___ Listed entries ___
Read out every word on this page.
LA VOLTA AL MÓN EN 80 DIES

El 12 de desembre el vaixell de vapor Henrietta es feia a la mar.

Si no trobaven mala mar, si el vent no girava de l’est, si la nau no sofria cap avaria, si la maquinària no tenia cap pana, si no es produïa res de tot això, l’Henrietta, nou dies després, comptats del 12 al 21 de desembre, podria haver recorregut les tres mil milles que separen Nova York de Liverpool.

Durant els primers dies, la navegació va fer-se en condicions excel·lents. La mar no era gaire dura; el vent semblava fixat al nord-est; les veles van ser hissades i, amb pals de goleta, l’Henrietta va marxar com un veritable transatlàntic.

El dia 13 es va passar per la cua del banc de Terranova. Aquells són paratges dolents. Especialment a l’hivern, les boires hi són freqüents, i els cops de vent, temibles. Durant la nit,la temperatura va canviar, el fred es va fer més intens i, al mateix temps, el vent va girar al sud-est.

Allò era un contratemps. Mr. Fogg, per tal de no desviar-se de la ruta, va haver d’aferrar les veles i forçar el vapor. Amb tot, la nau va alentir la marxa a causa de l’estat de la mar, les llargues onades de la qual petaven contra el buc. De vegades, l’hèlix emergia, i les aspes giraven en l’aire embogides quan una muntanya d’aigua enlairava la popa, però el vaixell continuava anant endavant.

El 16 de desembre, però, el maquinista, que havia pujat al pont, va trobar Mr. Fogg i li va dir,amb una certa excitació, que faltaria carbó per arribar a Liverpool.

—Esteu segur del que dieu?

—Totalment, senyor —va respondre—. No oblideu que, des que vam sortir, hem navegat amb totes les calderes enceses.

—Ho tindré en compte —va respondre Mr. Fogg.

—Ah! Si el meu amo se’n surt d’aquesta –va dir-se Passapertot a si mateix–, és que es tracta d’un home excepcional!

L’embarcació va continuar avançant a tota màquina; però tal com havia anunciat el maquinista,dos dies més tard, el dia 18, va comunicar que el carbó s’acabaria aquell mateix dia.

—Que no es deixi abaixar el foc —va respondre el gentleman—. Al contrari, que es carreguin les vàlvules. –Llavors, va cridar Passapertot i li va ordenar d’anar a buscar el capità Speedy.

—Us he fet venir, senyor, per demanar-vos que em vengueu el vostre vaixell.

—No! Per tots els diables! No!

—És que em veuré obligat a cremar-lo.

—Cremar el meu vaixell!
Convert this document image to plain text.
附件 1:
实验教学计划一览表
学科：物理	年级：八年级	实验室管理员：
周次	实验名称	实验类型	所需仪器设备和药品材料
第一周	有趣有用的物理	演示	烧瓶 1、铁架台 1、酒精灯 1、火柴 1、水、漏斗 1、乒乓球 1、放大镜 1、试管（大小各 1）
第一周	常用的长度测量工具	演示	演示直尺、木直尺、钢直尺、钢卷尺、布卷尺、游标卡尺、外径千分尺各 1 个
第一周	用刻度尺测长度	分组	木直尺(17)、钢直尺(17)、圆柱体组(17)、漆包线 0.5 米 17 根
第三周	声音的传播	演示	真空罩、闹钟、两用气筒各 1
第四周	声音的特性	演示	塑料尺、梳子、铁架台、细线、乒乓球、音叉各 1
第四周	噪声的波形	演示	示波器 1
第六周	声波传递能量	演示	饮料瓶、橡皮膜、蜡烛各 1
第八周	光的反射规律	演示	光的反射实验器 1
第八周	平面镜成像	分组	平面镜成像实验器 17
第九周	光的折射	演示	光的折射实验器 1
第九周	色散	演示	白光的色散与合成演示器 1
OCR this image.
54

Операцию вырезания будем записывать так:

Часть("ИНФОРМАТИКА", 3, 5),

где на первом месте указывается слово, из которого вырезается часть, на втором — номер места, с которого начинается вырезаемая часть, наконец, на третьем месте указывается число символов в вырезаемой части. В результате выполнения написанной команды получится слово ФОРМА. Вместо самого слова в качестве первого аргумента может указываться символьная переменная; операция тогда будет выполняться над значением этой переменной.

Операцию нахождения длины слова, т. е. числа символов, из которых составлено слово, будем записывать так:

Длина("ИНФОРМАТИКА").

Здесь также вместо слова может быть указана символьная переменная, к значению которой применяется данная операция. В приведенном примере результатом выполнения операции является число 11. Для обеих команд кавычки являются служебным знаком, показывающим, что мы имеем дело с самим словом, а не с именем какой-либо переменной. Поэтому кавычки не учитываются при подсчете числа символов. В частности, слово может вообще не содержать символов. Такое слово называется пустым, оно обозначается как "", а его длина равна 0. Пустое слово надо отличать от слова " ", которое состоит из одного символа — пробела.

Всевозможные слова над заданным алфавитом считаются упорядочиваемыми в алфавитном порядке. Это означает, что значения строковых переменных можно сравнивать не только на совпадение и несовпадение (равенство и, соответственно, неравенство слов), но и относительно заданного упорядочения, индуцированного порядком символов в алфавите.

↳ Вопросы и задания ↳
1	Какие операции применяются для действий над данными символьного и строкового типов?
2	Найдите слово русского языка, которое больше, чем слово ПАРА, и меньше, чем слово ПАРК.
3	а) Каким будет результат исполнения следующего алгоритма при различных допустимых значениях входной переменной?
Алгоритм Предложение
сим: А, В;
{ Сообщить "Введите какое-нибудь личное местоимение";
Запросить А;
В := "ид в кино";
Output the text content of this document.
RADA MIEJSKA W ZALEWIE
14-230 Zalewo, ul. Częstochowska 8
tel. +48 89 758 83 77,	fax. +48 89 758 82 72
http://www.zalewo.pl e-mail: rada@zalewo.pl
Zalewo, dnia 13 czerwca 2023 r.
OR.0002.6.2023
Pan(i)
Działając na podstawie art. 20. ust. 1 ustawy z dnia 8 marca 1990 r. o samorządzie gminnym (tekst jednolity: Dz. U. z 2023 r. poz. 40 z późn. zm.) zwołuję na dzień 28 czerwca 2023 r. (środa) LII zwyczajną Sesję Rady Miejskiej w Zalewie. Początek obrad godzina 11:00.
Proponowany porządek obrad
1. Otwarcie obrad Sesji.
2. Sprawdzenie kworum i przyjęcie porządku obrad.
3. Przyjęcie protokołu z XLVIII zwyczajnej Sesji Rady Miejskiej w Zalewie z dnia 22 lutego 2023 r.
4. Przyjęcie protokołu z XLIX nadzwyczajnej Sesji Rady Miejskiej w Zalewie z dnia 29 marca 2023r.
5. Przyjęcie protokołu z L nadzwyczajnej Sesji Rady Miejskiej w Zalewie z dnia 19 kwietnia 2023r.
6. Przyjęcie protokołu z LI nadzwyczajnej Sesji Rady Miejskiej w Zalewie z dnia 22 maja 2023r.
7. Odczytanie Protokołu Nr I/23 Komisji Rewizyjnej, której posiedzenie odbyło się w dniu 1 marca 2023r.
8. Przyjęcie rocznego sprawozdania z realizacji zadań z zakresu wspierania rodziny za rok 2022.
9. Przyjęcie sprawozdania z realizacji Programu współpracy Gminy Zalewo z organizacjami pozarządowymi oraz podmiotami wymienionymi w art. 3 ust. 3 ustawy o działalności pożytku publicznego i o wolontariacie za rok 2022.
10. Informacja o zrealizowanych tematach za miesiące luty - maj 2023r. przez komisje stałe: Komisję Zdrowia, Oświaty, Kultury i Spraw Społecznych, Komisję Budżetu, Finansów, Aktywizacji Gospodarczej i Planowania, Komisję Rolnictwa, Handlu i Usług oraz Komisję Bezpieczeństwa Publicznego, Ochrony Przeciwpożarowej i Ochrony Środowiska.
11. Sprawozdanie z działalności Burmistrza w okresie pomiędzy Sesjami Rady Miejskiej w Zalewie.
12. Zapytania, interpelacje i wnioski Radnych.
___
# [What is expected]
Each line above that includes "Операцию" counts once; state the total and nothing more.

# [Result]
2